Given task:
Across the listing below, how many lines hold "natural"? Reply with the number by itself.

Exercise input:
⟨
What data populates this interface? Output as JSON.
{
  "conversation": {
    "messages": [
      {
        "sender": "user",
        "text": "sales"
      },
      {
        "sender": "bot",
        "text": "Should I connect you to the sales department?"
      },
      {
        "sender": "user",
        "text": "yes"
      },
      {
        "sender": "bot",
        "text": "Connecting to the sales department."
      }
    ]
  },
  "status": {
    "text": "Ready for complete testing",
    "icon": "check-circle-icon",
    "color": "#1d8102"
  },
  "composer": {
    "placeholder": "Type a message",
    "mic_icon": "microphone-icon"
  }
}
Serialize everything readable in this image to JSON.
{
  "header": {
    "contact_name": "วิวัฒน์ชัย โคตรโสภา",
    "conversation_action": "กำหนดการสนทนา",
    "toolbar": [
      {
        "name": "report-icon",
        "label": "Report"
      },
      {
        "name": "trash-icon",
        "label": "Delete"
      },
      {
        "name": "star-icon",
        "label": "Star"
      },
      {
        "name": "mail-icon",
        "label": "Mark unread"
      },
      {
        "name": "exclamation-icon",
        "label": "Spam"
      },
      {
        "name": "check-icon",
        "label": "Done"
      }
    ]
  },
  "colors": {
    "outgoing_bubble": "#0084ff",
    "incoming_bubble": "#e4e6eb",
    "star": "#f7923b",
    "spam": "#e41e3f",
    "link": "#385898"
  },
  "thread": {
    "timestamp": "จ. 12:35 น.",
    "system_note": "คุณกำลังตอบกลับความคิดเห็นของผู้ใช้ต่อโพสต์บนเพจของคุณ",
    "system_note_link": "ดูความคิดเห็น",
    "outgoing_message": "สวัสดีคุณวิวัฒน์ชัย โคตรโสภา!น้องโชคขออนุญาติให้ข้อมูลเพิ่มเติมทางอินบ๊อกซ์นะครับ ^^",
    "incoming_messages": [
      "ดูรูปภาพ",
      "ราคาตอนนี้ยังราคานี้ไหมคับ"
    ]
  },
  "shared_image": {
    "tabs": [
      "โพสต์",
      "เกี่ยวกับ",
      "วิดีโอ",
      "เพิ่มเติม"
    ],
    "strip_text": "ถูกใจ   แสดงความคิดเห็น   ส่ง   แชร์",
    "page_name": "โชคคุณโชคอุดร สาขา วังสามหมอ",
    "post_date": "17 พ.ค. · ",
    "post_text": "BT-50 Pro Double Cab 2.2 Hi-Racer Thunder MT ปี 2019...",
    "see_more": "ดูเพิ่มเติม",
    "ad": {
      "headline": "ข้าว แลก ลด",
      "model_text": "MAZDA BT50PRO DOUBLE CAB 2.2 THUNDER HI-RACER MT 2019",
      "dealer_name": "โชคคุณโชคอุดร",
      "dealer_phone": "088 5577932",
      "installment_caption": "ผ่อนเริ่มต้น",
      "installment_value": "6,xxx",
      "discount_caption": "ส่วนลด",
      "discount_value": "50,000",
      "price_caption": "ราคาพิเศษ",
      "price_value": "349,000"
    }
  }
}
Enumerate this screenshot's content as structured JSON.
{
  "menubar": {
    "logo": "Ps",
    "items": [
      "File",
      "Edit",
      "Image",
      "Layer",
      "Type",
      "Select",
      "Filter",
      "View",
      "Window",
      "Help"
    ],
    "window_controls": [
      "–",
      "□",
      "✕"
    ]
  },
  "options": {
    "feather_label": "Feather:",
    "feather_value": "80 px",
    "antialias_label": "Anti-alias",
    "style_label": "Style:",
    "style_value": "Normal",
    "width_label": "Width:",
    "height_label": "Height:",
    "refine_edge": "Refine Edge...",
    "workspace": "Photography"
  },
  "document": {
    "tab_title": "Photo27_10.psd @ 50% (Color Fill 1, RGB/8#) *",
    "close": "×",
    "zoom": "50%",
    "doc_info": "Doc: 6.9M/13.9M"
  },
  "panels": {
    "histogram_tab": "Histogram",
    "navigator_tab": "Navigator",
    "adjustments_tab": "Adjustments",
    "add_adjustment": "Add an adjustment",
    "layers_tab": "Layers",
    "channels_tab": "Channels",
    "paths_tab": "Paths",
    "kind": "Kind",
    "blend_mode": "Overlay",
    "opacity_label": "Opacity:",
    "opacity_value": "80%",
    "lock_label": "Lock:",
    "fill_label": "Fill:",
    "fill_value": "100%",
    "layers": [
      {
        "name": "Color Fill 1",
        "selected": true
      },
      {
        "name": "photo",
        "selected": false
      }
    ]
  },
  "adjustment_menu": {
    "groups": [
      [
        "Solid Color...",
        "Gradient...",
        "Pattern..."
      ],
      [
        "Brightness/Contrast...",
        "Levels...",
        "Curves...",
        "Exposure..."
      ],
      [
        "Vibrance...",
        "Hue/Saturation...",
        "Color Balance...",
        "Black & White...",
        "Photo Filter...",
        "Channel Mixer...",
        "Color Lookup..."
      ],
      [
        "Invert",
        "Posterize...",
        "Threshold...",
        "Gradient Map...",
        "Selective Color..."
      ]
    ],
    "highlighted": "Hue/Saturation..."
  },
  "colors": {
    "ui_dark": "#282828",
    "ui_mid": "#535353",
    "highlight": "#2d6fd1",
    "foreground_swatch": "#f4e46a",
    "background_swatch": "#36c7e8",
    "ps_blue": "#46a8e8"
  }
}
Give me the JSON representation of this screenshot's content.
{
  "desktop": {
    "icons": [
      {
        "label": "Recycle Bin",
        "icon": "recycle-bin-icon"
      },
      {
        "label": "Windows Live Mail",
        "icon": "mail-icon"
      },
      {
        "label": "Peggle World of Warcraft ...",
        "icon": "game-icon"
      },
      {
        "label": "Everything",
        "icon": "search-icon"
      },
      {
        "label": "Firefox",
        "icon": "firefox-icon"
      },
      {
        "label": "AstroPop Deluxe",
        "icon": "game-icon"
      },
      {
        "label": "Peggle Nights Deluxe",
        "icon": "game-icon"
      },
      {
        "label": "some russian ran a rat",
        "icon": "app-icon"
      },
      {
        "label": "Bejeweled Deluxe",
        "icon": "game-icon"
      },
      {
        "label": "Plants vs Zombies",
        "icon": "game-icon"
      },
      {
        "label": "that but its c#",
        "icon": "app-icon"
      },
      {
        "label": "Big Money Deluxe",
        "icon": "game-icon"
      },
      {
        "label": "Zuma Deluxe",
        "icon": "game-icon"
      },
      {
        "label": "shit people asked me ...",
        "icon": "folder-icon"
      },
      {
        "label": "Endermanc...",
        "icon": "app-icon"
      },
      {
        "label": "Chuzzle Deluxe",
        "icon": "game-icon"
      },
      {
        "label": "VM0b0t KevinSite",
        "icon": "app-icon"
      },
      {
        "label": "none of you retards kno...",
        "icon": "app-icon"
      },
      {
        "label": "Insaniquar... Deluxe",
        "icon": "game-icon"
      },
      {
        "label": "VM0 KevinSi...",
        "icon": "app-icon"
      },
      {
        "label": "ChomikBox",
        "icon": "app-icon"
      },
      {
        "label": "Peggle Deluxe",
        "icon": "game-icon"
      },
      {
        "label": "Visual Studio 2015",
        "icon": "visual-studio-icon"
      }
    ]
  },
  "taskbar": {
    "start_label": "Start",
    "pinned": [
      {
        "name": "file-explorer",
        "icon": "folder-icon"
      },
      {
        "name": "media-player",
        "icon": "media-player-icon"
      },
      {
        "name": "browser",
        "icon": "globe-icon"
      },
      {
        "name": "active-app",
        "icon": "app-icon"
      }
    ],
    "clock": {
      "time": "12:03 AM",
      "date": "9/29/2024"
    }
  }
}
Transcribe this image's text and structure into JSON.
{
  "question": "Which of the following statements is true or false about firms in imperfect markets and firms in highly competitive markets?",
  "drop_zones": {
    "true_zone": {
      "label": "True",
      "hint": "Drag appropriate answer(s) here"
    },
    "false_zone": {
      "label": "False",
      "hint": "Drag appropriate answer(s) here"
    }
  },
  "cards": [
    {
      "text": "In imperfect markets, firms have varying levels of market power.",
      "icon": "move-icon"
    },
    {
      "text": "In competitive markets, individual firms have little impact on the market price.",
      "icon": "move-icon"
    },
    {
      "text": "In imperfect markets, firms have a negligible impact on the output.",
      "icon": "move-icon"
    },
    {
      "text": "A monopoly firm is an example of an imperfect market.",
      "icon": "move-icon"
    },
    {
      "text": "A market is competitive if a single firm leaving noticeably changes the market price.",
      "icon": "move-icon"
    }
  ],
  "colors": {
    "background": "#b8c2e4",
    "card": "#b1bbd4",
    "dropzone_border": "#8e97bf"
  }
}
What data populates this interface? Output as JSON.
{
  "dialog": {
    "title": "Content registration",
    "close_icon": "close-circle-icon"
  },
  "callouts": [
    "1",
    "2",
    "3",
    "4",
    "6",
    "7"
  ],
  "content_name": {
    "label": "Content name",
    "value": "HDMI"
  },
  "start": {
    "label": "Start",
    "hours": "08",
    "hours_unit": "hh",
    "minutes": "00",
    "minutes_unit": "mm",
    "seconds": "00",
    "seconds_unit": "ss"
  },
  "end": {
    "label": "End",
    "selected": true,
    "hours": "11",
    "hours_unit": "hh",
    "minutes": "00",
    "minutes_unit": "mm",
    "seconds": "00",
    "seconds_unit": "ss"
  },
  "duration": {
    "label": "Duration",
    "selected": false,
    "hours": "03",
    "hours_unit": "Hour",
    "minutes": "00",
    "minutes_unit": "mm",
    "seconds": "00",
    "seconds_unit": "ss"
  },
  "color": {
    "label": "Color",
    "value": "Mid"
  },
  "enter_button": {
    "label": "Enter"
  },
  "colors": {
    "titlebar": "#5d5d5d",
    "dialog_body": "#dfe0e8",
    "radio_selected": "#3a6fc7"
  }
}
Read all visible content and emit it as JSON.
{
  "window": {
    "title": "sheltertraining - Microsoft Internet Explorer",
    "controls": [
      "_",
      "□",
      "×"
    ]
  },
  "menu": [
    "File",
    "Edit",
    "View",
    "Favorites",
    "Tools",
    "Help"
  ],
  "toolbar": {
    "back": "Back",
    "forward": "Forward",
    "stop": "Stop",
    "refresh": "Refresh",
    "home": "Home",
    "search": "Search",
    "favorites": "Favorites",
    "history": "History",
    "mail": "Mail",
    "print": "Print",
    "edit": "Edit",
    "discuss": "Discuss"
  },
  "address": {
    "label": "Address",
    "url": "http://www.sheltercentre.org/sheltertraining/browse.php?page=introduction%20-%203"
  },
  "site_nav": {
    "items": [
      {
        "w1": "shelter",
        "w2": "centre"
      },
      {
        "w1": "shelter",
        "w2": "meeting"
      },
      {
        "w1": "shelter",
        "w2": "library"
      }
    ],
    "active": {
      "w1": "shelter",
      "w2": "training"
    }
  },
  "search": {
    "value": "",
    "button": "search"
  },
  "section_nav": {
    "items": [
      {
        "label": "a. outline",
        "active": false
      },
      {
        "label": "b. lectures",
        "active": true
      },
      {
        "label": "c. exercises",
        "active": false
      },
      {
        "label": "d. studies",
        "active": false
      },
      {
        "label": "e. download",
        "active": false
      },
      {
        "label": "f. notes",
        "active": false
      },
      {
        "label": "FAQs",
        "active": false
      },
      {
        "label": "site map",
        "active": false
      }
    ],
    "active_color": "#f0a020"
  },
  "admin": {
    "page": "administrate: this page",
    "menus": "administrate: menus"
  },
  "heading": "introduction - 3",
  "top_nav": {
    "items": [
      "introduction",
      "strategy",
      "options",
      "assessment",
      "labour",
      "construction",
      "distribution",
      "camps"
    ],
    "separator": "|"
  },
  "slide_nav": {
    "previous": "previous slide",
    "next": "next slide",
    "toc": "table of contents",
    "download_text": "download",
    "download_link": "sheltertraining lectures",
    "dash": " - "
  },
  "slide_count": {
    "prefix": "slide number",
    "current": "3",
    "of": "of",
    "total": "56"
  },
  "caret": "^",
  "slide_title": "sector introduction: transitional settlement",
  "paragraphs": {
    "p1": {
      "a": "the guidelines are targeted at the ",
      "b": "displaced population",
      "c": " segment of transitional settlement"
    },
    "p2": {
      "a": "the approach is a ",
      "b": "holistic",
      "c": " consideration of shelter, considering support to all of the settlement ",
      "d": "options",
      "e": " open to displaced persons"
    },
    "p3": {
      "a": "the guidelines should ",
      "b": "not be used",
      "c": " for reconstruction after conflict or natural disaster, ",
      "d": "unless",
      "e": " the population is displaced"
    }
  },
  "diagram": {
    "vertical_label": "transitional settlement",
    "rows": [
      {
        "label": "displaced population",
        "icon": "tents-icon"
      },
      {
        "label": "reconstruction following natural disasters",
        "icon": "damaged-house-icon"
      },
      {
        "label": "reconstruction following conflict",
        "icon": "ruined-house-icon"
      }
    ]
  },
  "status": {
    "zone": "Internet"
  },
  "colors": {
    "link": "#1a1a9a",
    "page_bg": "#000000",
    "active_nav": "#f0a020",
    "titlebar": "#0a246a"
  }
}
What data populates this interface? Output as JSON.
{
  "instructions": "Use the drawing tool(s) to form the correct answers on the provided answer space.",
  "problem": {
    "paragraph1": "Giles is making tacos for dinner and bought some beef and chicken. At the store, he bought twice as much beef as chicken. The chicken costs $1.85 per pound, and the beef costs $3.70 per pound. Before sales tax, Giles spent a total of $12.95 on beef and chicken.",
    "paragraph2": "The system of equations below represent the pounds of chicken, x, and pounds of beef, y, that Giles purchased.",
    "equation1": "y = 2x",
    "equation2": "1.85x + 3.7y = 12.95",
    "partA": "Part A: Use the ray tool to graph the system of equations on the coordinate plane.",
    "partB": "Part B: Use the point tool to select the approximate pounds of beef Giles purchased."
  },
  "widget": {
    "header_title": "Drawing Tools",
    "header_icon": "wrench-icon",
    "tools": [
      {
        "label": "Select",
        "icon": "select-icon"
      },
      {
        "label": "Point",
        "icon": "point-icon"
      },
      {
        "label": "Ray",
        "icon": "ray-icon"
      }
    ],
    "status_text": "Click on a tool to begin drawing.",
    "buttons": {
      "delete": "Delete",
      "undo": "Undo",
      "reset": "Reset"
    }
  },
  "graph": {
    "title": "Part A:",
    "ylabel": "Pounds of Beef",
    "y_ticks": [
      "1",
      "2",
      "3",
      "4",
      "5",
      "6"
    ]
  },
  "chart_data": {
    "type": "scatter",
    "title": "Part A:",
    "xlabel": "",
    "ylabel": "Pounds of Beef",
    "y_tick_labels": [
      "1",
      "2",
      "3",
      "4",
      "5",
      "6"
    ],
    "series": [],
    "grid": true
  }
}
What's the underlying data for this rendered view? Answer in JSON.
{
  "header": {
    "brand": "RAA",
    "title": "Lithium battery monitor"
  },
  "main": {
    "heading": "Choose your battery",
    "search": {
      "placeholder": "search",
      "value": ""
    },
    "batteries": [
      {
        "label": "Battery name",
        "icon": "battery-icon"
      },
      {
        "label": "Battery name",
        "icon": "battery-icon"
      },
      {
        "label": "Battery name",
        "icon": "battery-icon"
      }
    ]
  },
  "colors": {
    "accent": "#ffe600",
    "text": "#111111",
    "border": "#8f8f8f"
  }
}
⟩
Right answer:
2